[DATA TO USE]
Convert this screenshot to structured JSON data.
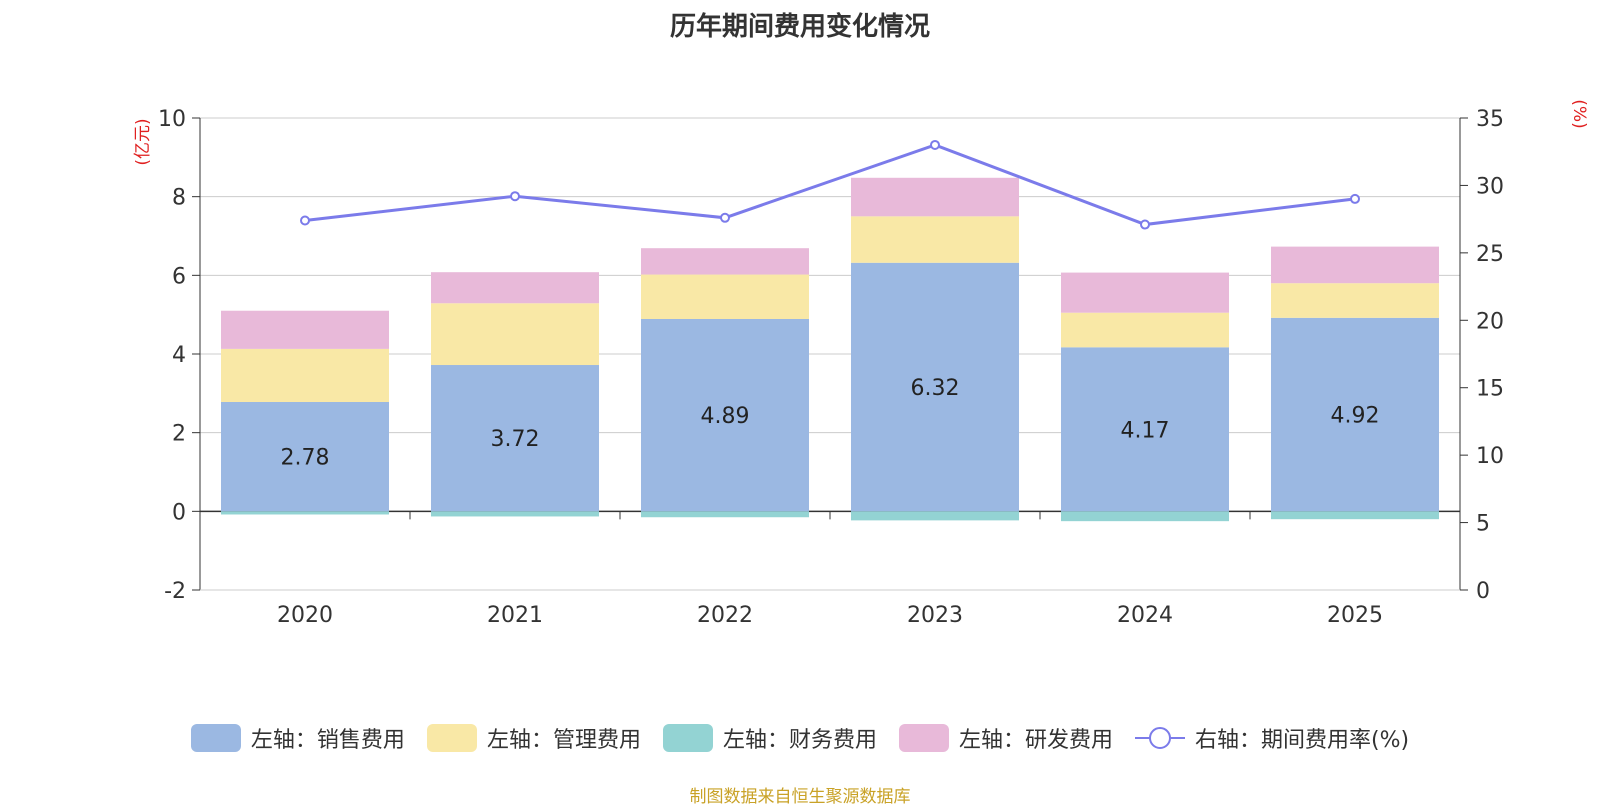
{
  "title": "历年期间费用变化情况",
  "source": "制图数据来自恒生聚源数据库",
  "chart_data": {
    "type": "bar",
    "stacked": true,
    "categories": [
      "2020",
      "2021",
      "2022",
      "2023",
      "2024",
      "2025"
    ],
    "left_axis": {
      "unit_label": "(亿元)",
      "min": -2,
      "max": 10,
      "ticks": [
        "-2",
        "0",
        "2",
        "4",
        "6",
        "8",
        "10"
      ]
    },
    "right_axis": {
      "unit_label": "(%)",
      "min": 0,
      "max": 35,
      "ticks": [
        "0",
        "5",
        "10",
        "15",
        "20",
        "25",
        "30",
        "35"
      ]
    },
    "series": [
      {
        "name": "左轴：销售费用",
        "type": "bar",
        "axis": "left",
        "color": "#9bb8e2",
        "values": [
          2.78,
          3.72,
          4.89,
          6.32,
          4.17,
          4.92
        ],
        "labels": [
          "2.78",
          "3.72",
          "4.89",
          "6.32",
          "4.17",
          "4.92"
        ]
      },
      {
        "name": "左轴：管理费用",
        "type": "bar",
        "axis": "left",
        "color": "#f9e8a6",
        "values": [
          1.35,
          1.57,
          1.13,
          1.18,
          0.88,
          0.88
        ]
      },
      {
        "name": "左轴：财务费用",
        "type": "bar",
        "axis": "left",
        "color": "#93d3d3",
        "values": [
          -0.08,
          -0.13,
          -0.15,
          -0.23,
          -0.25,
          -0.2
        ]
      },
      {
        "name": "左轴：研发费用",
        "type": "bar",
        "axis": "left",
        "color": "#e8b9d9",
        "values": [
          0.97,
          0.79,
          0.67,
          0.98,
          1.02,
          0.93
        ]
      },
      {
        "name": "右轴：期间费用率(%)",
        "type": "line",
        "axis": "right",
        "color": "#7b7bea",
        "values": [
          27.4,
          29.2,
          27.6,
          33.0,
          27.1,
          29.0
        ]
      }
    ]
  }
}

--

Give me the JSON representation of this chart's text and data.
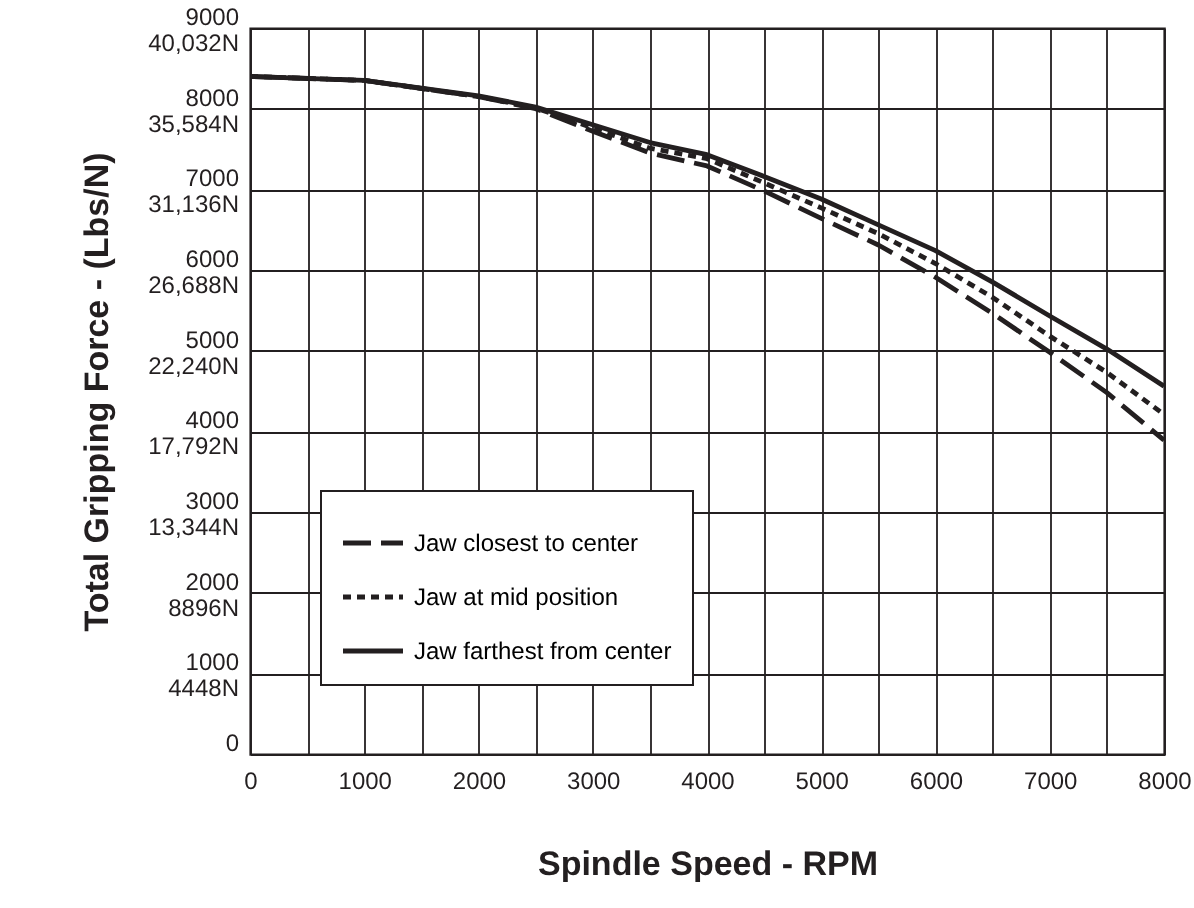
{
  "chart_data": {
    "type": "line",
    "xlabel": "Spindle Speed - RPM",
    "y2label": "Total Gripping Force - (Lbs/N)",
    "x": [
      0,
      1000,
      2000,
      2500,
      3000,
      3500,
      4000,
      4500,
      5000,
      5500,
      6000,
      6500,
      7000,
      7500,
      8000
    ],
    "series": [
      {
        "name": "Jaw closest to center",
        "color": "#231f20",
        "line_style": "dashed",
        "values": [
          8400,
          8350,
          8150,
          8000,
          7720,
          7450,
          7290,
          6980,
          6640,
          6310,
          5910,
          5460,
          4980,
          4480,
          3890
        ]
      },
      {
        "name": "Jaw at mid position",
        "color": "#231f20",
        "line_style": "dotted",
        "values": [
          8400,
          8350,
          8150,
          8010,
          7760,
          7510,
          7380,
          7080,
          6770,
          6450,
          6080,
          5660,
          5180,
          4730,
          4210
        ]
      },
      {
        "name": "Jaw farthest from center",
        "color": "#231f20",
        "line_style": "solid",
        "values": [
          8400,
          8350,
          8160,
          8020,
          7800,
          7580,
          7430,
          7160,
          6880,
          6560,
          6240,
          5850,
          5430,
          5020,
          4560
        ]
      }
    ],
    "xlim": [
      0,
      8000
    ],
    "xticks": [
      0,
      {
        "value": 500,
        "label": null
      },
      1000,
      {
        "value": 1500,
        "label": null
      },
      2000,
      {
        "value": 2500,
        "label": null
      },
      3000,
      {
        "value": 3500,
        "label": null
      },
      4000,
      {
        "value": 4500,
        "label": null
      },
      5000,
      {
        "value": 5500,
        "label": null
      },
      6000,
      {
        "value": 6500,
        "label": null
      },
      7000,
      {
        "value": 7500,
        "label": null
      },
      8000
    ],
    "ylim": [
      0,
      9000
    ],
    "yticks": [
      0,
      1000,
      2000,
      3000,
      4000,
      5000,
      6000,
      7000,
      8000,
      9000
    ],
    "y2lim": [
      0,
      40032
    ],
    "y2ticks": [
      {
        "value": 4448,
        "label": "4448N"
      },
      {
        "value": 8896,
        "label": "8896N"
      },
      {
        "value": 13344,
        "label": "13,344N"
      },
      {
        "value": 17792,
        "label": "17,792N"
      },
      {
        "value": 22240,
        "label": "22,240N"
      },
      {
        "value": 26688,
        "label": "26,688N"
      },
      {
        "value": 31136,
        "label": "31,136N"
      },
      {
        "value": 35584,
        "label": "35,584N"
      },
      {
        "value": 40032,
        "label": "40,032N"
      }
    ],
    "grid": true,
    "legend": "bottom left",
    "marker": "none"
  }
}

[WORK TO BE COMPLETED]
Show each line in the entries that holds the string "JSON".

[OUTPUT FOR THIS EXERCISE]
Convert this screenshot to structured JSON data.
Give me the JSON representation of this chart's text and data.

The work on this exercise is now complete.